## Document passage
>> Start

Though delightful in risotto, the pinnacle of guanciale achievement remains spaghetti alla carbonara.  Despite the simplicity of the ingredients, carbonara is actually a remarkably difficult dish to execute well.  The trick, as I see it, lies in the sauce.  North American recipes often call for the addition of cream.  This is a form of culinary heresy I detest.  The sauce requires nothing more than raw egg yolks, which add plenty of richness on their own, and the magic of pasta water.  Of course, adding hot water to raw eggs demands some skill, unless the desired outcome is scrambled eggs carbonara.  I posted our first carbonara recipe two years ago, but I've updated it here.  The only real change is that I now use a bit more pasta water, both in the egg yolks and in the pan with the fat leftover from cooking the guanciale.

>> End

## To do
• 1. According to the carbonara passage, why does the sauce need no cream? Answer in one to three sentences.
• 2. Answer these from the carbonara passage:
(a) What dish is called the pinnacle of guanciale achievement?
(b) How long ago was the first carbonara recipe posted?
(c) What is the only real change in the updated recipe?
• 3. Write the next part of the carbonara passage, picking up after its last sentence.
The items are unrelated to anything asked here.

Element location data

>> Start

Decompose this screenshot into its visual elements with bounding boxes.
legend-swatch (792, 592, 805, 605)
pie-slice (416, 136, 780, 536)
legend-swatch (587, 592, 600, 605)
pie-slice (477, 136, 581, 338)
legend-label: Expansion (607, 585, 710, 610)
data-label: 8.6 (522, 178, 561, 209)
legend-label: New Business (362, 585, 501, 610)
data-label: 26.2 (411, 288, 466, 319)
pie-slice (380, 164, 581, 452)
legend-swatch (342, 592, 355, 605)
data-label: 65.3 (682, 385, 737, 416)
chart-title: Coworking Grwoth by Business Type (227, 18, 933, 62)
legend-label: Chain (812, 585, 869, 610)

>> End

## Answers for the exercise
• 1. The raw egg yolks add plenty of richness on their own. Together with pasta water, they are all the sauce requires.

• 2.
(a) Spaghetti alla carbonara.
(b) Two years ago.
(c) A bit more pasta water is used, both in the egg yolks and in the pan with the fat left over from cooking the guanciale.

• 3.
And though it's not that last meal at Pommidoro on a chilly fall day after strolling through the Eternal City, our spaghetti alla carbonara with homemade guanciale is a delicious way to rekindle fond memories -- the Bernini sculptures at the Galleria Borghese, the awe-inspiring dome of the Pantheon, and the Baroque splendour of the Trevi Fountain -- from a kitchen many thousands of kilometres away.

Spaghetti alla carbonara

There are a couple of keys to producing a creamy sauce, not scrambled eggs:
1. Use room temperature eggs
2. Temper the beaten eggs with a bit of the pasta water
3. Try to add the egg mixture to a warm, not hot, pan.

500 grams spaghetti or bucatini
4 room temperature egg yolks plus one whole egg, beaten
200 grams guanciale, pancetta, or best bacon cut into 1.5 cm (approx 3/4 inch) lardons
30 grams (approx. 3/4 cup), finely grated pecorino romano or parmigiano reggiano
pepper to taste
1 tbsp olive oil
pasta water

Bring a large pot of water to a boil.  When water boils, add a generous amount of salt.

Heat a sauté pan over medium heat.  Add olive oil and guanciale, and sauté until outside is crispy but inside remains slightly chewy, approximately 5-7 minutes.  Drain desired amount of fat from pan (guanciale fat tastes good, so I try to leave it all in the pan).

Place spaghetti in boiling water.  Prepare as per package instructions.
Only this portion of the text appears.